Your instructions> Review the material and extract every line in which the word "ребят" occurs.

Records>
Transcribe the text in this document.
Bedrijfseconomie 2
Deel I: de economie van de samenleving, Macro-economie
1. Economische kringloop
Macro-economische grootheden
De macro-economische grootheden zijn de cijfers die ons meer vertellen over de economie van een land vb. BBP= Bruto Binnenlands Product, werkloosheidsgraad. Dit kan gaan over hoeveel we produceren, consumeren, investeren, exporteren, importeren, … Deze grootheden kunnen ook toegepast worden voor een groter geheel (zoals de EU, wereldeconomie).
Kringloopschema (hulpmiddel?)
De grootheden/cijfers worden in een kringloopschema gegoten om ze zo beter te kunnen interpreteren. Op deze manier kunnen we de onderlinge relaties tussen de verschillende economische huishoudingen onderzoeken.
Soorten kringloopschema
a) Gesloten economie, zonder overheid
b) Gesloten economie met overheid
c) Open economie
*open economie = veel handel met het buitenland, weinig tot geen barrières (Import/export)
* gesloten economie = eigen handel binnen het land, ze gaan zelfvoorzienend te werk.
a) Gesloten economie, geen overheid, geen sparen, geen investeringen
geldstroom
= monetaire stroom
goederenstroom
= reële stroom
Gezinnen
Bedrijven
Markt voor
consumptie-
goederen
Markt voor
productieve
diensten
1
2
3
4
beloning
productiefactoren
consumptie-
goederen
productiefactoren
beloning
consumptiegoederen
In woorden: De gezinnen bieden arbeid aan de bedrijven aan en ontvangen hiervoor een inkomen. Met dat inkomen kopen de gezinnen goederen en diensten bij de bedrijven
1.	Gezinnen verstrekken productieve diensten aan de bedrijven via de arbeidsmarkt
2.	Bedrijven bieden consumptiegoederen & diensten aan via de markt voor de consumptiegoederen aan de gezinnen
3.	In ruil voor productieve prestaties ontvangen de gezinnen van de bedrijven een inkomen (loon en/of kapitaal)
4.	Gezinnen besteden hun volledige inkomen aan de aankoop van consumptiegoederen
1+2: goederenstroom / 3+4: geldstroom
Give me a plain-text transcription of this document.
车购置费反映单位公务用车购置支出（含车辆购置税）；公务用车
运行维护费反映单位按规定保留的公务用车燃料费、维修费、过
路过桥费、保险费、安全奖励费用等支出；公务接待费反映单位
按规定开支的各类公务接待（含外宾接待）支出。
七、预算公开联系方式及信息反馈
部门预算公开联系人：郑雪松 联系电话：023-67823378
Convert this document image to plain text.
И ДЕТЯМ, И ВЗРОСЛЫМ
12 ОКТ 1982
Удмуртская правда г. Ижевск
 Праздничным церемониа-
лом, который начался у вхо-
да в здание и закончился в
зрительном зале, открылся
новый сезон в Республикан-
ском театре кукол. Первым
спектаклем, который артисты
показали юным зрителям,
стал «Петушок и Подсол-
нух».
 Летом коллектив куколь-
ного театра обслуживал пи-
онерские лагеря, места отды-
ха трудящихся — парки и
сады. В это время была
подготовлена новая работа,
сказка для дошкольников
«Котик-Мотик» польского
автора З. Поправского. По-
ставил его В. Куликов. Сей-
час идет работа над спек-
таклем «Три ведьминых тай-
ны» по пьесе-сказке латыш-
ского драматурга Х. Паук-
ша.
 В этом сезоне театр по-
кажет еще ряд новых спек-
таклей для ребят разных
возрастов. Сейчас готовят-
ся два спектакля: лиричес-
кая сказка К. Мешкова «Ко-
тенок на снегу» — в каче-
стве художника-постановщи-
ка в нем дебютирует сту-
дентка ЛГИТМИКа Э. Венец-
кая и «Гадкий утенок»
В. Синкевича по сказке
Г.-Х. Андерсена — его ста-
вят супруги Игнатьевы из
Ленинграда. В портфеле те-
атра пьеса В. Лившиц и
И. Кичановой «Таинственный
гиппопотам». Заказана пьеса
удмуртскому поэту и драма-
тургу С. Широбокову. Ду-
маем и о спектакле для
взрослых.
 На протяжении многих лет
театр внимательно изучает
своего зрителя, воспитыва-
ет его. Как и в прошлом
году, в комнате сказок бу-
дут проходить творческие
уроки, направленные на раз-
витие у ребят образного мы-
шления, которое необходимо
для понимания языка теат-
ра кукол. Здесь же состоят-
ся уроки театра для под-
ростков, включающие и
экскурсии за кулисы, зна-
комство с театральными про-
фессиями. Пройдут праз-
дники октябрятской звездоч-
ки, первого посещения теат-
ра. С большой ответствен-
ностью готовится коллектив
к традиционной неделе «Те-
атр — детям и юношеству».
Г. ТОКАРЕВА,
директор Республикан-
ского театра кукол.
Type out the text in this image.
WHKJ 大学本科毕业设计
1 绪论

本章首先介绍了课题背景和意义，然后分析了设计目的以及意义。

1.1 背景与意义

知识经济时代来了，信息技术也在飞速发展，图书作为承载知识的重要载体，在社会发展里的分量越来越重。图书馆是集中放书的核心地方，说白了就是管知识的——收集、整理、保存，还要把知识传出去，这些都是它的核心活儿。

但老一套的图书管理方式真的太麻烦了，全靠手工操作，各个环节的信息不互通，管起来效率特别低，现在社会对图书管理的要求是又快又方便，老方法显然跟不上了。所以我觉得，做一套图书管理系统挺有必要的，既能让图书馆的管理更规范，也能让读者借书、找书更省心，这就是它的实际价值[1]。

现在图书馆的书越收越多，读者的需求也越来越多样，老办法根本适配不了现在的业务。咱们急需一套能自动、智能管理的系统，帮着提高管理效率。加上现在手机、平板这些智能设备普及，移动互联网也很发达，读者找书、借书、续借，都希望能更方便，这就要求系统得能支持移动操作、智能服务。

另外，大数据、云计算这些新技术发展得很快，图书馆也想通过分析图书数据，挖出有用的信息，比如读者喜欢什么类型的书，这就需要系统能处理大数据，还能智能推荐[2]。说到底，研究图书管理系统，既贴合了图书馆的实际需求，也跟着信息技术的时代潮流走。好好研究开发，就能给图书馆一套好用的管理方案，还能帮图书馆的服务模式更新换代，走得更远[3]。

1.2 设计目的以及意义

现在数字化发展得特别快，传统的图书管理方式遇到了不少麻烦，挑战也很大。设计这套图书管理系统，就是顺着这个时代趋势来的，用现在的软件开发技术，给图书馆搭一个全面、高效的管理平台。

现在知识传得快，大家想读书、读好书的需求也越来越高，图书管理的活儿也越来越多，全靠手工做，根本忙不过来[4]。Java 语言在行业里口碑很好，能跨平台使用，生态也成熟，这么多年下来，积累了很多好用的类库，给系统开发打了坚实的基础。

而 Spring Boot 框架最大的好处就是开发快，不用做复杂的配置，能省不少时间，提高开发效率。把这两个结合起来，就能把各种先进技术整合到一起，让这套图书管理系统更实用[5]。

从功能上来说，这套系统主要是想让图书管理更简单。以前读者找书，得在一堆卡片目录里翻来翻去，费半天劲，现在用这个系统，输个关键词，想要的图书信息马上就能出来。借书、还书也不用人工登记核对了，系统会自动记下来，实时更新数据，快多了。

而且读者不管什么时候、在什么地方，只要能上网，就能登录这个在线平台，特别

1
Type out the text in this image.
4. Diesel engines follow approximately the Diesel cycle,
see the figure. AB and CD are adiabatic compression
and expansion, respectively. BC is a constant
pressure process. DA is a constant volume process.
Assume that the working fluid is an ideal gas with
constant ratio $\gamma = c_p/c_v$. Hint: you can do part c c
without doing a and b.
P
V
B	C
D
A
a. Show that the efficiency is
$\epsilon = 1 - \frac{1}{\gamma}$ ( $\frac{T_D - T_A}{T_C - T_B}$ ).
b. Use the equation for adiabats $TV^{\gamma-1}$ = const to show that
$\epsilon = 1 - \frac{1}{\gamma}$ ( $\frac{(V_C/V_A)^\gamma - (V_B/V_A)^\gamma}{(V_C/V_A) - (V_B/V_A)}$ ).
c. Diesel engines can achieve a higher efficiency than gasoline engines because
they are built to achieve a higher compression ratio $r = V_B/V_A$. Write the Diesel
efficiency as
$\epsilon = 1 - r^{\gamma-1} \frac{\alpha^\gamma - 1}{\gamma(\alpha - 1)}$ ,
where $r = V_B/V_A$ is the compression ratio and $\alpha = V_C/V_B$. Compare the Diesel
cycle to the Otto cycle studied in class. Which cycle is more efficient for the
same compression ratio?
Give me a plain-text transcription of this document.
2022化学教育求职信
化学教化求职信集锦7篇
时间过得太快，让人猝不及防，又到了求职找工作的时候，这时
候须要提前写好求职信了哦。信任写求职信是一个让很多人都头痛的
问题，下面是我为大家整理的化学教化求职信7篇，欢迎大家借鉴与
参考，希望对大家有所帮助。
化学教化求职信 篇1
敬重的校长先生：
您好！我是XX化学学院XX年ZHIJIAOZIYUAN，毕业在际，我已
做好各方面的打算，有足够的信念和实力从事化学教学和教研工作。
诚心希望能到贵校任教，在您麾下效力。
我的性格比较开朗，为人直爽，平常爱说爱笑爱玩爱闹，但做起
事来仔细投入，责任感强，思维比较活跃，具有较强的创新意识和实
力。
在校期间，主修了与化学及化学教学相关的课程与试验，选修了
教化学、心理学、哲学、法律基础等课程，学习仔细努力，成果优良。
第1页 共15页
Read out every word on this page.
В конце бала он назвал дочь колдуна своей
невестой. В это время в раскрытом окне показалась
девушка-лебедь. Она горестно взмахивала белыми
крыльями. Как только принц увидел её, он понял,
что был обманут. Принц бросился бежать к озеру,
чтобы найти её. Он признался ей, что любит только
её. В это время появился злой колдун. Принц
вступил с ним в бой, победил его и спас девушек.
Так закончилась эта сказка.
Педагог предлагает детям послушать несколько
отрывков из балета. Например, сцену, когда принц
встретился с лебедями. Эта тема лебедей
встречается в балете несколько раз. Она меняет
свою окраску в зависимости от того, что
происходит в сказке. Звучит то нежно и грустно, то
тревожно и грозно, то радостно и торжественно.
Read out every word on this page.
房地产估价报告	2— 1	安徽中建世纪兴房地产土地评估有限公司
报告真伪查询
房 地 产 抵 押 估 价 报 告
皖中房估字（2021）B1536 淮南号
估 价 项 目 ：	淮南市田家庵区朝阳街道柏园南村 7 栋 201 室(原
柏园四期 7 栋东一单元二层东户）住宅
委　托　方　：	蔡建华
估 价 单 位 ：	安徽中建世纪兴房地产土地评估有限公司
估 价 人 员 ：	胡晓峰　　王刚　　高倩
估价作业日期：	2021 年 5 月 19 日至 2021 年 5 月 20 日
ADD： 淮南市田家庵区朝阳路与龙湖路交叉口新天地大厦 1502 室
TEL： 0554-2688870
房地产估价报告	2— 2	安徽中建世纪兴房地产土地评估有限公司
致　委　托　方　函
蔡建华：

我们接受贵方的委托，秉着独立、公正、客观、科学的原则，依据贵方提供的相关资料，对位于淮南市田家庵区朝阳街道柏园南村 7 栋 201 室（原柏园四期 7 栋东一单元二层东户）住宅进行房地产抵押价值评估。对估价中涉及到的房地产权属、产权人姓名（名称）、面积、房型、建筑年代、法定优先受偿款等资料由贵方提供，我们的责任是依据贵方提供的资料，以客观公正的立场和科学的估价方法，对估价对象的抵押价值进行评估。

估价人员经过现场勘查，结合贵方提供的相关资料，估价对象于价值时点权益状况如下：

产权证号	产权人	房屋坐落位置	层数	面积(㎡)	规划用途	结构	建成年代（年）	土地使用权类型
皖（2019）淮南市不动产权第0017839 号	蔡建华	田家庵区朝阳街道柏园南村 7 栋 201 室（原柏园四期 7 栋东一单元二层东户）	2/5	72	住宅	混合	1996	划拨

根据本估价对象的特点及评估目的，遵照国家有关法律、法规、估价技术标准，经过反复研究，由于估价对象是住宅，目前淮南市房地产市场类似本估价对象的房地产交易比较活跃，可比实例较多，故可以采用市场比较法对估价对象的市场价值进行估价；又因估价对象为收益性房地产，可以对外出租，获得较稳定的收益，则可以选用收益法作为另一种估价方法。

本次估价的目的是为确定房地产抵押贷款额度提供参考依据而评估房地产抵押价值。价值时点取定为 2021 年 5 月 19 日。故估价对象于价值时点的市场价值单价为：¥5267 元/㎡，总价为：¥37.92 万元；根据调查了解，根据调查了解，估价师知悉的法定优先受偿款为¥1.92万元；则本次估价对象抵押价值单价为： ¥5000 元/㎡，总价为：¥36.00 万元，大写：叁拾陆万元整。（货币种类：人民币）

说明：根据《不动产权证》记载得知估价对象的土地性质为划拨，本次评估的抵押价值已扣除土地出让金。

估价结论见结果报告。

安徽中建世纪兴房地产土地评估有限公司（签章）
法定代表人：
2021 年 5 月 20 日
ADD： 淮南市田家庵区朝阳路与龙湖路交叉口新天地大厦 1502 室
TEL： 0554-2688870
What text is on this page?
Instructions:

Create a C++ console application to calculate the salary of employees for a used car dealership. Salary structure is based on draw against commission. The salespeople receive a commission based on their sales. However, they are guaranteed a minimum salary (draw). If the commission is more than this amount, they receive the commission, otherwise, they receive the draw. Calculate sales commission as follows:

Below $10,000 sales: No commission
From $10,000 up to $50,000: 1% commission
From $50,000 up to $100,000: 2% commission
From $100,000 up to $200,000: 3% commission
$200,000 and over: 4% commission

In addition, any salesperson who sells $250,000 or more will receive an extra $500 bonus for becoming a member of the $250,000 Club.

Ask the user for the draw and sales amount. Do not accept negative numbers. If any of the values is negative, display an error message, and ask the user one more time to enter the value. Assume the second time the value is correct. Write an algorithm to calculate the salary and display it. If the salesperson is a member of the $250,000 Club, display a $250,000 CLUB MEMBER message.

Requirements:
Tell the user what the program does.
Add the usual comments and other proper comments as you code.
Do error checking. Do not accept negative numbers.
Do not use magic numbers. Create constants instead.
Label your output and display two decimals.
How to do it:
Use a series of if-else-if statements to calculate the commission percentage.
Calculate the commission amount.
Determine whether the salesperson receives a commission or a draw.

Completed task>
таклей для ребят разных
витие у ребят образного мы-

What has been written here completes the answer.